Given records:
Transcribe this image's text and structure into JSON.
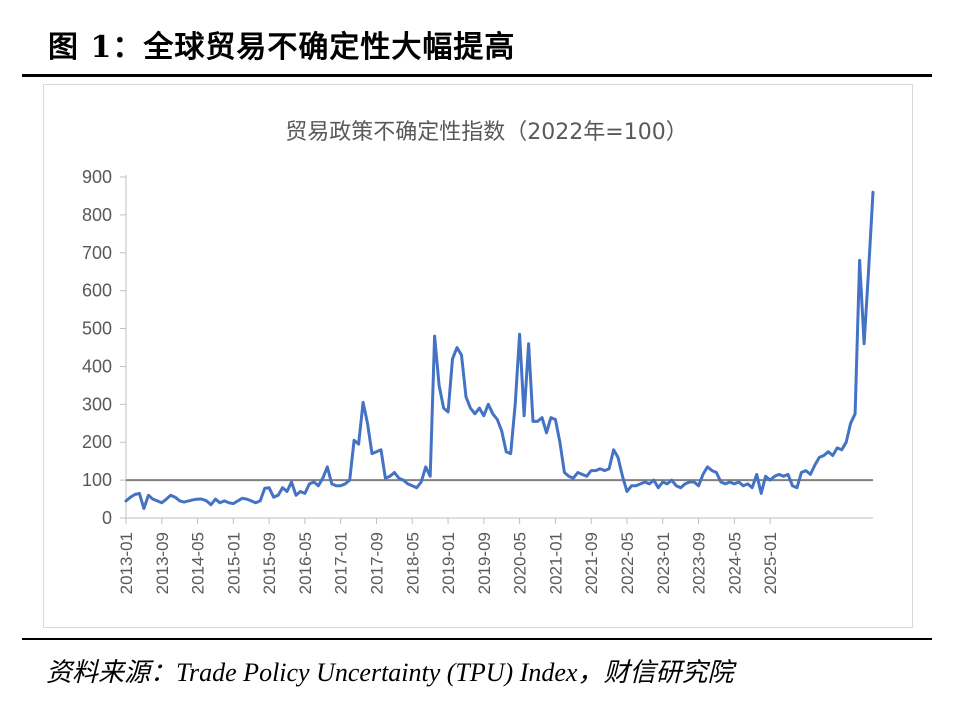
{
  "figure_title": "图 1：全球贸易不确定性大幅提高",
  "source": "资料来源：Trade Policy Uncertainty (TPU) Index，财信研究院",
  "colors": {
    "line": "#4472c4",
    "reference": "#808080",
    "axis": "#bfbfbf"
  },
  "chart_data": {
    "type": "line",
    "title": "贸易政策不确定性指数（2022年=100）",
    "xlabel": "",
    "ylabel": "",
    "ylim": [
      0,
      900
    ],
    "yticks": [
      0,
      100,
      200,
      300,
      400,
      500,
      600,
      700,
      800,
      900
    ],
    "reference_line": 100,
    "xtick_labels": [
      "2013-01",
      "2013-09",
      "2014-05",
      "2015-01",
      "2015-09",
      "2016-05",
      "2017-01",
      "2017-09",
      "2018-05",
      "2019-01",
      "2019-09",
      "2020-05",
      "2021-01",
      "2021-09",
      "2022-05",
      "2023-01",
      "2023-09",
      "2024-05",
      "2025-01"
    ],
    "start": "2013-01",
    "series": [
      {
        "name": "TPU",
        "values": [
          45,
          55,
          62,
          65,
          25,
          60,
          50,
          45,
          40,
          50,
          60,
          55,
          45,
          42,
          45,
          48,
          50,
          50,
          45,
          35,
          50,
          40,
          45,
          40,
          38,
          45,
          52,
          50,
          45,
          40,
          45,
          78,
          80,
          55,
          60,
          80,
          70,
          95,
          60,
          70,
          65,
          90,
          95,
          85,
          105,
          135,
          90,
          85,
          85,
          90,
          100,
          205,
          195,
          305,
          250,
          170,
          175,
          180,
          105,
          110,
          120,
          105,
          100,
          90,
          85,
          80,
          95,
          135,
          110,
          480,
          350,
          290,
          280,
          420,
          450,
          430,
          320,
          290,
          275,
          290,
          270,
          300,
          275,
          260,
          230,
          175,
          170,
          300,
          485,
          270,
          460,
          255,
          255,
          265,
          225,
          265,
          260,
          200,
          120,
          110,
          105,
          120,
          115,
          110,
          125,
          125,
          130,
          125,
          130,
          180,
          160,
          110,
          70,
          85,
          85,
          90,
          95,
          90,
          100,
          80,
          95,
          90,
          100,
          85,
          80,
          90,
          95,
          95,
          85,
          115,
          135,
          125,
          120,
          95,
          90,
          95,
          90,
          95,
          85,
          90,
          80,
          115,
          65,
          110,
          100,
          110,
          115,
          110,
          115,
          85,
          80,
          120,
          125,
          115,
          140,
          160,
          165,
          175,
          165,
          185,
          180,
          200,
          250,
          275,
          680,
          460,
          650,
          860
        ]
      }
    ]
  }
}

--

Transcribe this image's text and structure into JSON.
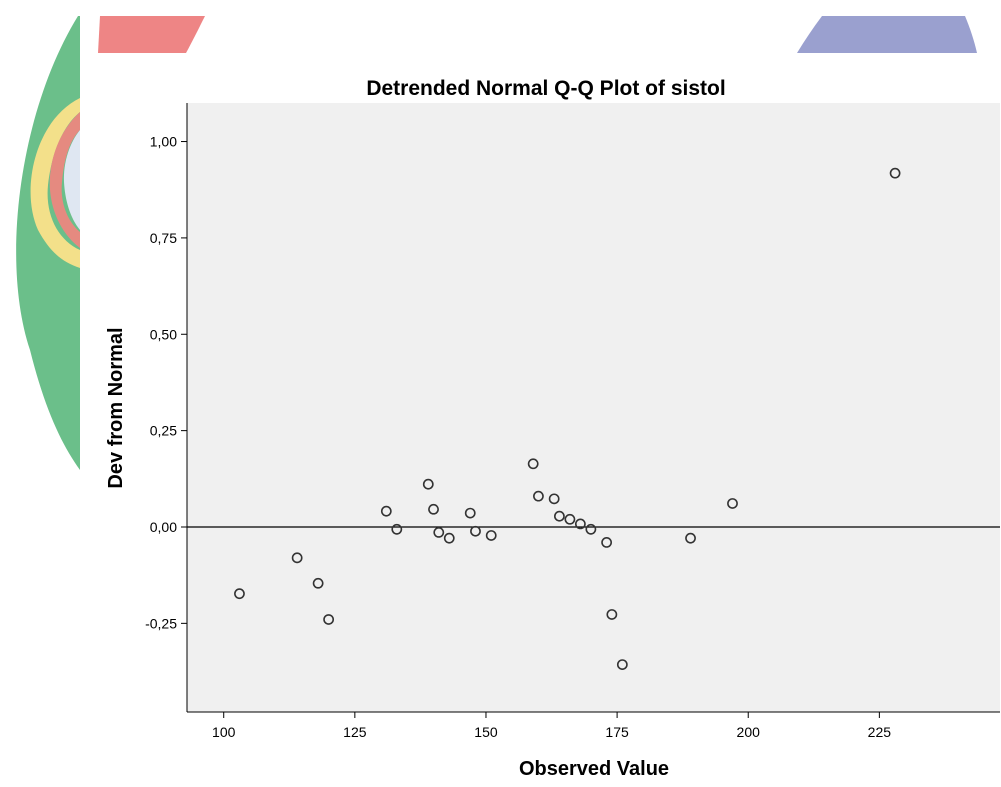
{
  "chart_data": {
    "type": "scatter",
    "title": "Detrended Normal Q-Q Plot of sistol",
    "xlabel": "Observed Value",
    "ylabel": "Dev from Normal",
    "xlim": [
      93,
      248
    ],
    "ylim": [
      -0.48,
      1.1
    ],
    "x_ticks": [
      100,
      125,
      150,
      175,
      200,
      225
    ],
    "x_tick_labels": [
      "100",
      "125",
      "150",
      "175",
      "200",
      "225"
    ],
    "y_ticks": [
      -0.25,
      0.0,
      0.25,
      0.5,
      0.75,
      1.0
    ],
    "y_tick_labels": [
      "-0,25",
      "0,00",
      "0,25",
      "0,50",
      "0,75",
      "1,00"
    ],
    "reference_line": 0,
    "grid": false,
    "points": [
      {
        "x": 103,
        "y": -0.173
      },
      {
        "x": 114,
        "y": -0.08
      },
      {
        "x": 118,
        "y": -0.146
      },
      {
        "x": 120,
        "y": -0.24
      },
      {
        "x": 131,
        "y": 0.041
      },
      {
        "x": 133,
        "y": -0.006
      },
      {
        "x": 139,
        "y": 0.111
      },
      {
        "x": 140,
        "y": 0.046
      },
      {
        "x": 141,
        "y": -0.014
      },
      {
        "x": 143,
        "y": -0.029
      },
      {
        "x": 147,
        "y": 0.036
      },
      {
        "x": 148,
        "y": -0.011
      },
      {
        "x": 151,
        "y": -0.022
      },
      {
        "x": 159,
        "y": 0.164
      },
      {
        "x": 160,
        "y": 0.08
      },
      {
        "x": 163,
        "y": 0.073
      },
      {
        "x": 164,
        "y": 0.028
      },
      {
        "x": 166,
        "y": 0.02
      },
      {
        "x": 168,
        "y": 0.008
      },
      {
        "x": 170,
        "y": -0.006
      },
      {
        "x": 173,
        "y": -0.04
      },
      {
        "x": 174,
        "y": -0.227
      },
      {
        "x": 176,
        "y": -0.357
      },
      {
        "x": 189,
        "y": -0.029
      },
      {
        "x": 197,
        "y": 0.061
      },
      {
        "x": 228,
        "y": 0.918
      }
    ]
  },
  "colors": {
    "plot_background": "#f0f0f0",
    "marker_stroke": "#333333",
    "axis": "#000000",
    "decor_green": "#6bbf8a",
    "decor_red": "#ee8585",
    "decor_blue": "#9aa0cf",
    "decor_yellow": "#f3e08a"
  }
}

Instruction: Using the listing above, show each line holding the string "Normal".

Written response:
    "title": "Detrended Normal Q-Q Plot of sistol",
    "ylabel": "Dev from Normal",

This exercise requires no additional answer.